◆ **Your objective**:
Reproduce all lines of the listing below in which the word "CHINA" occurs.

◆ **Dataset records**:

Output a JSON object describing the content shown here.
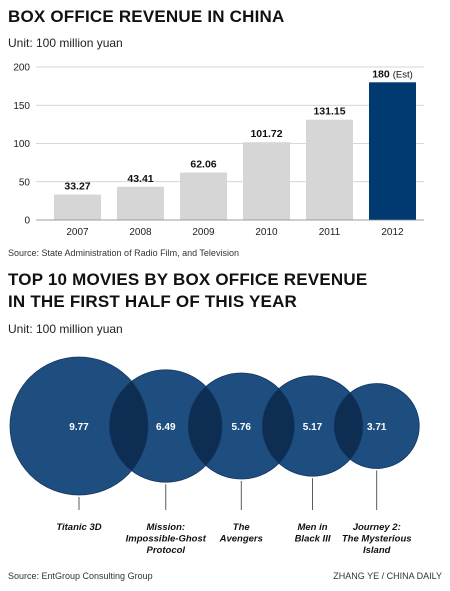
{
  "chart_data": [
    {
      "type": "bar",
      "title": "BOX OFFICE REVENUE IN CHINA",
      "subtitle": "Unit: 100 million yuan",
      "categories": [
        "2007",
        "2008",
        "2009",
        "2010",
        "2011",
        "2012"
      ],
      "values": [
        33.27,
        43.41,
        62.06,
        101.72,
        131.15,
        180
      ],
      "value_labels": [
        "33.27",
        "43.41",
        "62.06",
        "101.72",
        "131.15",
        "180"
      ],
      "estimate_note": "(Est)",
      "highlight_category": "2012",
      "yticks": [
        0,
        50,
        100,
        150,
        200
      ],
      "ylim": [
        0,
        200
      ],
      "grid": true,
      "colors": {
        "bar": "#d6d6d6",
        "highlight": "#003a70"
      },
      "source": "Source: State Administration of Radio Film, and Television"
    },
    {
      "type": "bubble",
      "title_lines": [
        "TOP 10 MOVIES BY BOX OFFICE REVENUE",
        "IN THE FIRST HALF OF THIS YEAR"
      ],
      "subtitle": "Unit: 100 million yuan",
      "items": [
        {
          "value": 9.77,
          "label": "9.77",
          "name_lines": [
            "Titanic 3D"
          ]
        },
        {
          "value": 6.49,
          "label": "6.49",
          "name_lines": [
            "Mission:",
            "Impossible-Ghost",
            "Protocol"
          ]
        },
        {
          "value": 5.76,
          "label": "5.76",
          "name_lines": [
            "The",
            "Avengers"
          ]
        },
        {
          "value": 5.17,
          "label": "5.17",
          "name_lines": [
            "Men in",
            "Black III"
          ]
        },
        {
          "value": 3.71,
          "label": "3.71",
          "name_lines": [
            "Journey 2:",
            "The Mysterious",
            "Island"
          ]
        }
      ],
      "colors": {
        "circle": "#1e4d80",
        "overlap": "#0d2d52"
      },
      "source": "Source: EntGroup Consulting Group",
      "credit": "ZHANG YE / CHINA DAILY"
    }
  ]
}
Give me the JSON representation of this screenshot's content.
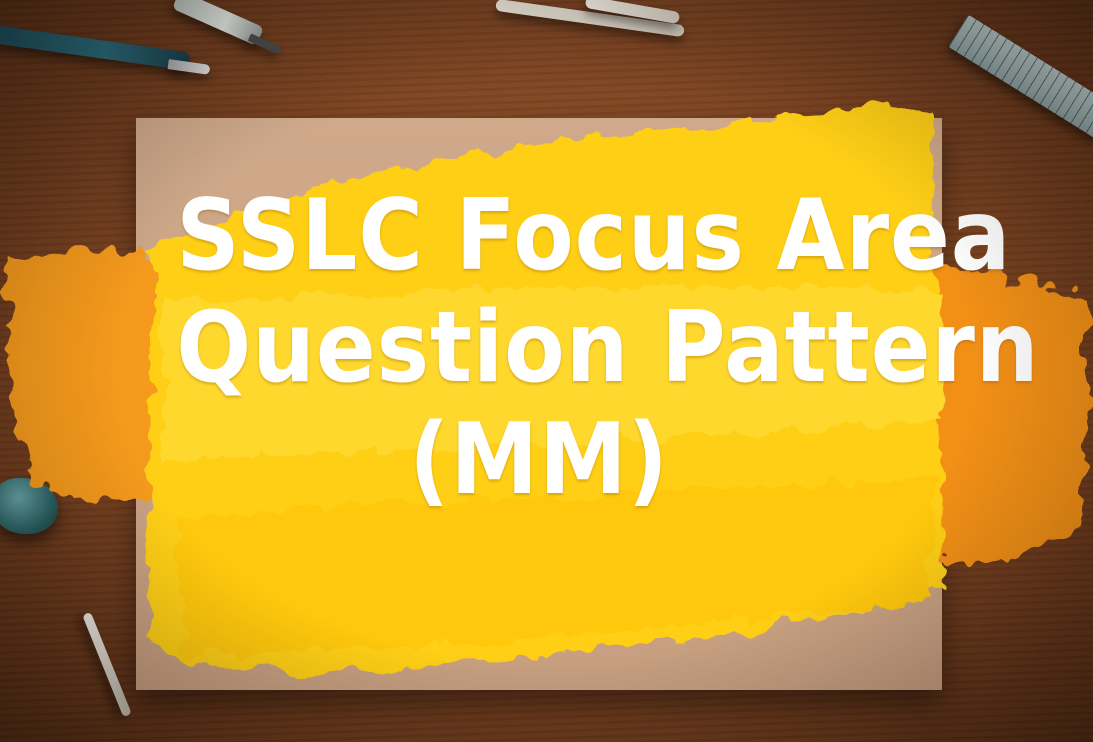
{
  "headline": {
    "line1": "SSLC Focus Area",
    "line2": "Question Pattern",
    "line3": "(MM)"
  },
  "colors": {
    "table_wood": "#7f4522",
    "paper": "#c9a182",
    "paint_yellow": "#ffd21a",
    "paint_orange": "#f59a1e",
    "text": "#ffffff"
  },
  "icons": {
    "pen_blue": "pen-icon",
    "pen_grey": "marker-icon",
    "ruler": "ruler-icon"
  }
}
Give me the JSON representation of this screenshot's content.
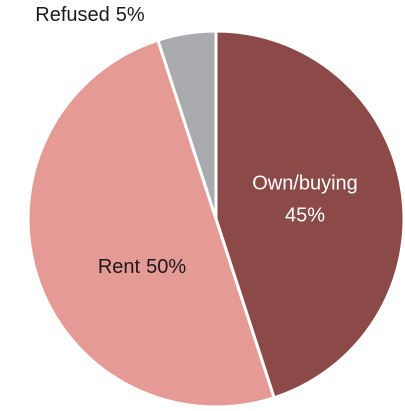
{
  "chart_data": {
    "type": "pie",
    "categories": [
      "Own/buying",
      "Rent",
      "Refused"
    ],
    "values": [
      45,
      50,
      5
    ],
    "value_labels": [
      "45%",
      "50%",
      "5%"
    ],
    "colors": [
      "#8b4a47",
      "#e59a95",
      "#a9aaae"
    ]
  }
}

◆ **Full response**:
      "title": "BOX OFFICE REVENUE IN CHINA",
      "credit": "ZHANG YE / CHINA DAILY"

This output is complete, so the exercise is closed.